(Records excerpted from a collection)
----
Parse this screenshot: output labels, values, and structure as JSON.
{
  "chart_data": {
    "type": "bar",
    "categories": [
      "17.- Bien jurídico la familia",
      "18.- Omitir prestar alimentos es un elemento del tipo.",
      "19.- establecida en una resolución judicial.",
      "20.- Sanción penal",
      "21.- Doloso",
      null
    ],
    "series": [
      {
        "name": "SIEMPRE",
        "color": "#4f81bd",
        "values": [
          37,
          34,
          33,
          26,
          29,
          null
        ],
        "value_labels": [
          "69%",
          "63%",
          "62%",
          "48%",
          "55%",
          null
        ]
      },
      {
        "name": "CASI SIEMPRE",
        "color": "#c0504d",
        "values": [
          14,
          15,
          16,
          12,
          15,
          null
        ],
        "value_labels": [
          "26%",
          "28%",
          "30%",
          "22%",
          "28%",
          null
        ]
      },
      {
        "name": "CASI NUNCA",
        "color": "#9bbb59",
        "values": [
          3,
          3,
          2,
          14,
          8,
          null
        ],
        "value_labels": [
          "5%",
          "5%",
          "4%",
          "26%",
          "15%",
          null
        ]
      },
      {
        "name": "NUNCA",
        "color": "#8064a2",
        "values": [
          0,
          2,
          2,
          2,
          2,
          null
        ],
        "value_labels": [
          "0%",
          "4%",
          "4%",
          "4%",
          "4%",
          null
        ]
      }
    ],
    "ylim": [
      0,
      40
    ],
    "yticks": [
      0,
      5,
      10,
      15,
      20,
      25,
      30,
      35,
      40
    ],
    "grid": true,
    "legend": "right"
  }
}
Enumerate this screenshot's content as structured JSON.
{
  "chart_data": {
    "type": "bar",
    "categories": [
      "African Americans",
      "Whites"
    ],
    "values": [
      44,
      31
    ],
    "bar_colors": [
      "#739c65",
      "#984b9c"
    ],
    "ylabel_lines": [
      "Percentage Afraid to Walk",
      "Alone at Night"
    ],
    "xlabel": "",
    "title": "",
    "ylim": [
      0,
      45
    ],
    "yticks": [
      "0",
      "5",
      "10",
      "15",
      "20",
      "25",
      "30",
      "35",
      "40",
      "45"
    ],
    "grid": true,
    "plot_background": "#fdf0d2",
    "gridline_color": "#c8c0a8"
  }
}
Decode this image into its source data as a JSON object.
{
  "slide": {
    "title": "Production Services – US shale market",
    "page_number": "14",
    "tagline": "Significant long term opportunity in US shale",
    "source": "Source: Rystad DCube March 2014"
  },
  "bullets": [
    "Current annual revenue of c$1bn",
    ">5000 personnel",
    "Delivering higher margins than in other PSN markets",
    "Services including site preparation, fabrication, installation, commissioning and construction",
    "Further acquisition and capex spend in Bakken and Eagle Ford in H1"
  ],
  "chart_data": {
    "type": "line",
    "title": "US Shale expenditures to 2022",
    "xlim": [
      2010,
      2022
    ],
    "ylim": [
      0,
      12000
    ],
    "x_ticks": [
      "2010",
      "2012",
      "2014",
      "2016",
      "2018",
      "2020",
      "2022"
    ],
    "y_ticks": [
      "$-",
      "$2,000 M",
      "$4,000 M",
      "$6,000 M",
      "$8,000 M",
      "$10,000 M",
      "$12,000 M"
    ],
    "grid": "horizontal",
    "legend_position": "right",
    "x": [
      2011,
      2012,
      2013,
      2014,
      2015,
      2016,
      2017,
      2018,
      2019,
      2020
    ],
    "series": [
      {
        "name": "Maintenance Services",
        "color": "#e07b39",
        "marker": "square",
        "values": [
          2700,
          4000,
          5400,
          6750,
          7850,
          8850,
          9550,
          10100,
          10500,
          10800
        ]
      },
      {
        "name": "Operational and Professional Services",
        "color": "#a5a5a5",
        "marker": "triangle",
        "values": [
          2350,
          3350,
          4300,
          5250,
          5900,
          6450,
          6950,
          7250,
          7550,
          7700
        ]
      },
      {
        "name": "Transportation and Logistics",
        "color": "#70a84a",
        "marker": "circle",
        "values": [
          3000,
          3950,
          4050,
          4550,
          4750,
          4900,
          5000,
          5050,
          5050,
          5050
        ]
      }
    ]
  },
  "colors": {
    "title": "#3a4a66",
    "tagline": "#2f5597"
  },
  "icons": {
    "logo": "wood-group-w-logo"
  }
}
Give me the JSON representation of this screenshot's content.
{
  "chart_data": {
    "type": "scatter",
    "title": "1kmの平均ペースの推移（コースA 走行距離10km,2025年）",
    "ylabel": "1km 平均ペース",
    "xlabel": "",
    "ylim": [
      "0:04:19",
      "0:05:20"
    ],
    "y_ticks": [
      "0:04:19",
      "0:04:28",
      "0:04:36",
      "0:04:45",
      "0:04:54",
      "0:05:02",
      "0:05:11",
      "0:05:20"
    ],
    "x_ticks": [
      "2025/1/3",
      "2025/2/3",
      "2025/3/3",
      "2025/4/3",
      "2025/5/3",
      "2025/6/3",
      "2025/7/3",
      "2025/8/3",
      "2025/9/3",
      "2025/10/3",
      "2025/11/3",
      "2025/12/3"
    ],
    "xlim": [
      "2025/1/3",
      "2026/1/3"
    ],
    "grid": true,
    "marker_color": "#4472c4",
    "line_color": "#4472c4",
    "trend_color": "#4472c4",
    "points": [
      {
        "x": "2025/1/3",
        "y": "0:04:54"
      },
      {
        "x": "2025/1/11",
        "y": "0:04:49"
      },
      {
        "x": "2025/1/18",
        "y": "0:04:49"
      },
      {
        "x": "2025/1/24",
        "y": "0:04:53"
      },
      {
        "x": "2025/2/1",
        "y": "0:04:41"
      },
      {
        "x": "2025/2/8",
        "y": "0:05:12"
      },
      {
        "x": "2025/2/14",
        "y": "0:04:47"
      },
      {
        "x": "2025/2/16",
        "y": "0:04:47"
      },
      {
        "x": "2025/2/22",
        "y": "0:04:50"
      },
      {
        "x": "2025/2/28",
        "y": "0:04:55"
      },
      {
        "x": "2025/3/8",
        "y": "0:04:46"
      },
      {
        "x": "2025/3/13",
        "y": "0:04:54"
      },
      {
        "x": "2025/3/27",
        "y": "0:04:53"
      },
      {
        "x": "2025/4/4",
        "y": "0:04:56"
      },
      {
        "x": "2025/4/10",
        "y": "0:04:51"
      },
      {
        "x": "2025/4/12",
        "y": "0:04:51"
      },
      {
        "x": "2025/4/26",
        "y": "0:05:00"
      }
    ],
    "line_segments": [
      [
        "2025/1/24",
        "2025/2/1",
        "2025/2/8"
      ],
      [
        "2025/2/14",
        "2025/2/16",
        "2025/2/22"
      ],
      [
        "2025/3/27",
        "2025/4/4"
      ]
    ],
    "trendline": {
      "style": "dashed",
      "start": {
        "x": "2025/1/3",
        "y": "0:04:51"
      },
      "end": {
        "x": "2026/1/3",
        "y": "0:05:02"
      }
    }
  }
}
----
=== PROBLEM TO SOLVE ===
Please quote every record above exactly as it appears.

=== RESULT OF THE TASK ===
Parse this screenshot: output labels, values, and structure as JSON.
{
  "chart_data": {
    "type": "bar",
    "categories": [
      "17.- Bien jurídico la familia",
      "18.- Omitir prestar alimentos es un elemento del tipo.",
      "19.- establecida en una resolución judicial.",
      "20.- Sanción penal",
      "21.- Doloso",
      null
    ],
    "series": [
      {
        "name": "SIEMPRE",
        "color": "#4f81bd",
        "values": [
          37,
          34,
          33,
          26,
          29,
          null
        ],
        "value_labels": [
          "69%",
          "63%",
          "62%",
          "48%",
          "55%",
          null
        ]
      },
      {
        "name": "CASI SIEMPRE",
        "color": "#c0504d",
        "values": [
          14,
          15,
          16,
          12,
          15,
          null
        ],
        "value_labels": [
          "26%",
          "28%",
          "30%",
          "22%",
          "28%",
          null
        ]
      },
      {
        "name": "CASI NUNCA",
        "color": "#9bbb59",
        "values": [
          3,
          3,
          2,
          14,
          8,
          null
        ],
        "value_labels": [
          "5%",
          "5%",
          "4%",
          "26%",
          "15%",
          null
        ]
      },
      {
        "name": "NUNCA",
        "color": "#8064a2",
        "values": [
          0,
          2,
          2,
          2,
          2,
          null
        ],
        "value_labels": [
          "0%",
          "4%",
          "4%",
          "4%",
          "4%",
          null
        ]
      }
    ],
    "ylim": [
      0,
      40
    ],
    "yticks": [
      0,
      5,
      10,
      15,
      20,
      25,
      30,
      35,
      40
    ],
    "grid": true,
    "legend": "right"
  }
}
Enumerate this screenshot's content as structured JSON.
{
  "chart_data": {
    "type": "bar",
    "categories": [
      "African Americans",
      "Whites"
    ],
    "values": [
      44,
      31
    ],
    "bar_colors": [
      "#739c65",
      "#984b9c"
    ],
    "ylabel_lines": [
      "Percentage Afraid to Walk",
      "Alone at Night"
    ],
    "xlabel": "",
    "title": "",
    "ylim": [
      0,
      45
    ],
    "yticks": [
      "0",
      "5",
      "10",
      "15",
      "20",
      "25",
      "30",
      "35",
      "40",
      "45"
    ],
    "grid": true,
    "plot_background": "#fdf0d2",
    "gridline_color": "#c8c0a8"
  }
}
Decode this image into its source data as a JSON object.
{
  "slide": {
    "title": "Production Services – US shale market",
    "page_number": "14",
    "tagline": "Significant long term opportunity in US shale",
    "source": "Source: Rystad DCube March 2014"
  },
  "bullets": [
    "Current annual revenue of c$1bn",
    ">5000 personnel",
    "Delivering higher margins than in other PSN markets",
    "Services including site preparation, fabrication, installation, commissioning and construction",
    "Further acquisition and capex spend in Bakken and Eagle Ford in H1"
  ],
  "chart_data": {
    "type": "line",
    "title": "US Shale expenditures to 2022",
    "xlim": [
      2010,
      2022
    ],
    "ylim": [
      0,
      12000
    ],
    "x_ticks": [
      "2010",
      "2012",
      "2014",
      "2016",
      "2018",
      "2020",
      "2022"
    ],
    "y_ticks": [
      "$-",
      "$2,000 M",
      "$4,000 M",
      "$6,000 M",
      "$8,000 M",
      "$10,000 M",
      "$12,000 M"
    ],
    "grid": "horizontal",
    "legend_position": "right",
    "x": [
      2011,
      2012,
      2013,
      2014,
      2015,
      2016,
      2017,
      2018,
      2019,
      2020
    ],
    "series": [
      {
        "name": "Maintenance Services",
        "color": "#e07b39",
        "marker": "square",
        "values": [
          2700,
          4000,
          5400,
          6750,
          7850,
          8850,
          9550,
          10100,
          10500,
          10800
        ]
      },
      {
        "name": "Operational and Professional Services",
        "color": "#a5a5a5",
        "marker": "triangle",
        "values": [
          2350,
          3350,
          4300,
          5250,
          5900,
          6450,
          6950,
          7250,
          7550,
          7700
        ]
      },
      {
        "name": "Transportation and Logistics",
        "color": "#70a84a",
        "marker": "circle",
        "values": [
          3000,
          3950,
          4050,
          4550,
          4750,
          4900,
          5000,
          5050,
          5050,
          5050
        ]
      }
    ]
  },
  "colors": {
    "title": "#3a4a66",
    "tagline": "#2f5597"
  },
  "icons": {
    "logo": "wood-group-w-logo"
  }
}
Give me the JSON representation of this screenshot's content.
{
  "chart_data": {
    "type": "scatter",
    "title": "1kmの平均ペースの推移（コースA 走行距離10km,2025年）",
    "ylabel": "1km 平均ペース",
    "xlabel": "",
    "ylim": [
      "0:04:19",
      "0:05:20"
    ],
    "y_ticks": [
      "0:04:19",
      "0:04:28",
      "0:04:36",
      "0:04:45",
      "0:04:54",
      "0:05:02",
      "0:05:11",
      "0:05:20"
    ],
    "x_ticks": [
      "2025/1/3",
      "2025/2/3",
      "2025/3/3",
      "2025/4/3",
      "2025/5/3",
      "2025/6/3",
      "2025/7/3",
      "2025/8/3",
      "2025/9/3",
      "2025/10/3",
      "2025/11/3",
      "2025/12/3"
    ],
    "xlim": [
      "2025/1/3",
      "2026/1/3"
    ],
    "grid": true,
    "marker_color": "#4472c4",
    "line_color": "#4472c4",
    "trend_color": "#4472c4",
    "points": [
      {
        "x": "2025/1/3",
        "y": "0:04:54"
      },
      {
        "x": "2025/1/11",
        "y": "0:04:49"
      },
      {
        "x": "2025/1/18",
        "y": "0:04:49"
      },
      {
        "x": "2025/1/24",
        "y": "0:04:53"
      },
      {
        "x": "2025/2/1",
        "y": "0:04:41"
      },
      {
        "x": "2025/2/8",
        "y": "0:05:12"
      },
      {
        "x": "2025/2/14",
        "y": "0:04:47"
      },
      {
        "x": "2025/2/16",
        "y": "0:04:47"
      },
      {
        "x": "2025/2/22",
        "y": "0:04:50"
      },
      {
        "x": "2025/2/28",
        "y": "0:04:55"
      },
      {
        "x": "2025/3/8",
        "y": "0:04:46"
      },
      {
        "x": "2025/3/13",
        "y": "0:04:54"
      },
      {
        "x": "2025/3/27",
        "y": "0:04:53"
      },
      {
        "x": "2025/4/4",
        "y": "0:04:56"
      },
      {
        "x": "2025/4/10",
        "y": "0:04:51"
      },
      {
        "x": "2025/4/12",
        "y": "0:04:51"
      },
      {
        "x": "2025/4/26",
        "y": "0:05:00"
      }
    ],
    "line_segments": [
      [
        "2025/1/24",
        "2025/2/1",
        "2025/2/8"
      ],
      [
        "2025/2/14",
        "2025/2/16",
        "2025/2/22"
      ],
      [
        "2025/3/27",
        "2025/4/4"
      ]
    ],
    "trendline": {
      "style": "dashed",
      "start": {
        "x": "2025/1/3",
        "y": "0:04:51"
      },
      "end": {
        "x": "2026/1/3",
        "y": "0:05:02"
      }
    }
  }
}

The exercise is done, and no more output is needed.